======== Data records

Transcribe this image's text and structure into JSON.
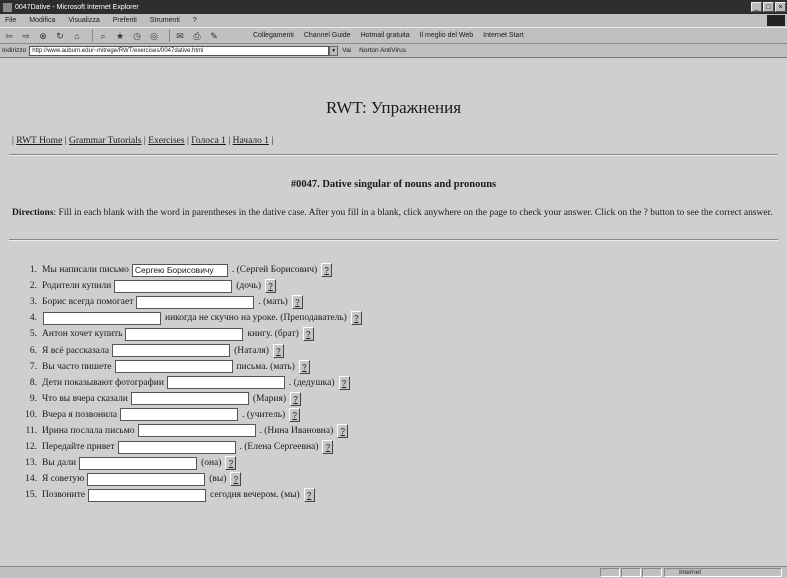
{
  "window": {
    "title": "0047Dative - Microsoft Internet Explorer",
    "controls": [
      "_",
      "□",
      "×"
    ]
  },
  "menu": [
    "File",
    "Modifica",
    "Visualizza",
    "Preferiti",
    "Strumenti",
    "?"
  ],
  "links_toolbar": [
    "Collegamenti",
    "Channel Guide",
    "Hotmail gratuita",
    "Il meglio del Web",
    "Internet Start"
  ],
  "address": {
    "label": "Indirizzo",
    "url": "http://www.auburn.edu/~mitrege/RWT/exercises/0047dative.html",
    "go_label": "Vai",
    "norton": "Norton AntiVirus"
  },
  "page": {
    "title": "RWT: Упражнения",
    "nav": [
      "RWT Home",
      "Grammar Tutorials",
      "Exercises",
      "Голоса 1",
      "Начало 1"
    ],
    "heading": "#0047. Dative singular of nouns and pronouns",
    "directions_label": "Directions",
    "directions_text": ": Fill in each blank with the word in parentheses in the dative case. After you fill in a blank, click anywhere on the page to check your answer. Click on the ? button to see the correct answer.",
    "hint_label": "?",
    "items": [
      {
        "num": "1.",
        "before": "Мы написали письмо",
        "value": "Сергею Борисовичу",
        "after": ". (Сергей Борисович)",
        "width": 96
      },
      {
        "num": "2.",
        "before": "Родители купили",
        "value": "",
        "after": "(дочь)",
        "width": 118
      },
      {
        "num": "3.",
        "before": "Борис всегда помогает",
        "value": "",
        "after": ". (мать)",
        "width": 118
      },
      {
        "num": "4.",
        "before": "",
        "value": "",
        "after": "никогда не скучно на уроке. (Преподаватель)",
        "width": 118
      },
      {
        "num": "5.",
        "before": "Антон хочет купить",
        "value": "",
        "after": "книгу. (брат)",
        "width": 118
      },
      {
        "num": "6.",
        "before": "Я всё рассказала",
        "value": "",
        "after": "(Наталя)",
        "width": 118
      },
      {
        "num": "7.",
        "before": "Вы часто пишете",
        "value": "",
        "after": "письма. (мать)",
        "width": 118
      },
      {
        "num": "8.",
        "before": "Дети показывают фотографии",
        "value": "",
        "after": ". (дедушка)",
        "width": 118
      },
      {
        "num": "9.",
        "before": "Что вы вчера сказали",
        "value": "",
        "after": "(Мария)",
        "width": 118
      },
      {
        "num": "10.",
        "before": "Вчера я позвонила",
        "value": "",
        "after": ". (учитель)",
        "width": 118
      },
      {
        "num": "11.",
        "before": "Ирина послала письмо",
        "value": "",
        "after": ". (Нина Ивановна)",
        "width": 118
      },
      {
        "num": "12.",
        "before": "Передайте привет",
        "value": "",
        "after": ". (Елена Сергеевна)",
        "width": 118
      },
      {
        "num": "13.",
        "before": "Вы дали",
        "value": "",
        "after": "(она)",
        "width": 118
      },
      {
        "num": "14.",
        "before": "Я советую",
        "value": "",
        "after": "(вы)",
        "width": 118
      },
      {
        "num": "15.",
        "before": "Позвоните",
        "value": "",
        "after": "сегодня вечером. (мы)",
        "width": 118
      }
    ]
  },
  "status": {
    "left": "",
    "zone": "Internet"
  }
}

================

- **What is expected**
Give back every record above exactly as written, skipping each picture.

- **Result below**
Transcribe this image's text and structure into JSON.
{
  "window": {
    "title": "0047Dative - Microsoft Internet Explorer",
    "controls": [
      "_",
      "□",
      "×"
    ]
  },
  "menu": [
    "File",
    "Modifica",
    "Visualizza",
    "Preferiti",
    "Strumenti",
    "?"
  ],
  "links_toolbar": [
    "Collegamenti",
    "Channel Guide",
    "Hotmail gratuita",
    "Il meglio del Web",
    "Internet Start"
  ],
  "address": {
    "label": "Indirizzo",
    "url": "http://www.auburn.edu/~mitrege/RWT/exercises/0047dative.html",
    "go_label": "Vai",
    "norton": "Norton AntiVirus"
  },
  "page": {
    "title": "RWT: Упражнения",
    "nav": [
      "RWT Home",
      "Grammar Tutorials",
      "Exercises",
      "Голоса 1",
      "Начало 1"
    ],
    "heading": "#0047. Dative singular of nouns and pronouns",
    "directions_label": "Directions",
    "directions_text": ": Fill in each blank with the word in parentheses in the dative case. After you fill in a blank, click anywhere on the page to check your answer. Click on the ? button to see the correct answer.",
    "hint_label": "?",
    "items": [
      {
        "num": "1.",
        "before": "Мы написали письмо",
        "value": "Сергею Борисовичу",
        "after": ". (Сергей Борисович)",
        "width": 96
      },
      {
        "num": "2.",
        "before": "Родители купили",
        "value": "",
        "after": "(дочь)",
        "width": 118
      },
      {
        "num": "3.",
        "before": "Борис всегда помогает",
        "value": "",
        "after": ". (мать)",
        "width": 118
      },
      {
        "num": "4.",
        "before": "",
        "value": "",
        "after": "никогда не скучно на уроке. (Преподаватель)",
        "width": 118
      },
      {
        "num": "5.",
        "before": "Антон хочет купить",
        "value": "",
        "after": "книгу. (брат)",
        "width": 118
      },
      {
        "num": "6.",
        "before": "Я всё рассказала",
        "value": "",
        "after": "(Наталя)",
        "width": 118
      },
      {
        "num": "7.",
        "before": "Вы часто пишете",
        "value": "",
        "after": "письма. (мать)",
        "width": 118
      },
      {
        "num": "8.",
        "before": "Дети показывают фотографии",
        "value": "",
        "after": ". (дедушка)",
        "width": 118
      },
      {
        "num": "9.",
        "before": "Что вы вчера сказали",
        "value": "",
        "after": "(Мария)",
        "width": 118
      },
      {
        "num": "10.",
        "before": "Вчера я позвонила",
        "value": "",
        "after": ". (учитель)",
        "width": 118
      },
      {
        "num": "11.",
        "before": "Ирина послала письмо",
        "value": "",
        "after": ". (Нина Ивановна)",
        "width": 118
      },
      {
        "num": "12.",
        "before": "Передайте привет",
        "value": "",
        "after": ". (Елена Сергеевна)",
        "width": 118
      },
      {
        "num": "13.",
        "before": "Вы дали",
        "value": "",
        "after": "(она)",
        "width": 118
      },
      {
        "num": "14.",
        "before": "Я советую",
        "value": "",
        "after": "(вы)",
        "width": 118
      },
      {
        "num": "15.",
        "before": "Позвоните",
        "value": "",
        "after": "сегодня вечером. (мы)",
        "width": 118
      }
    ]
  },
  "status": {
    "left": "",
    "zone": "Internet"
  }
}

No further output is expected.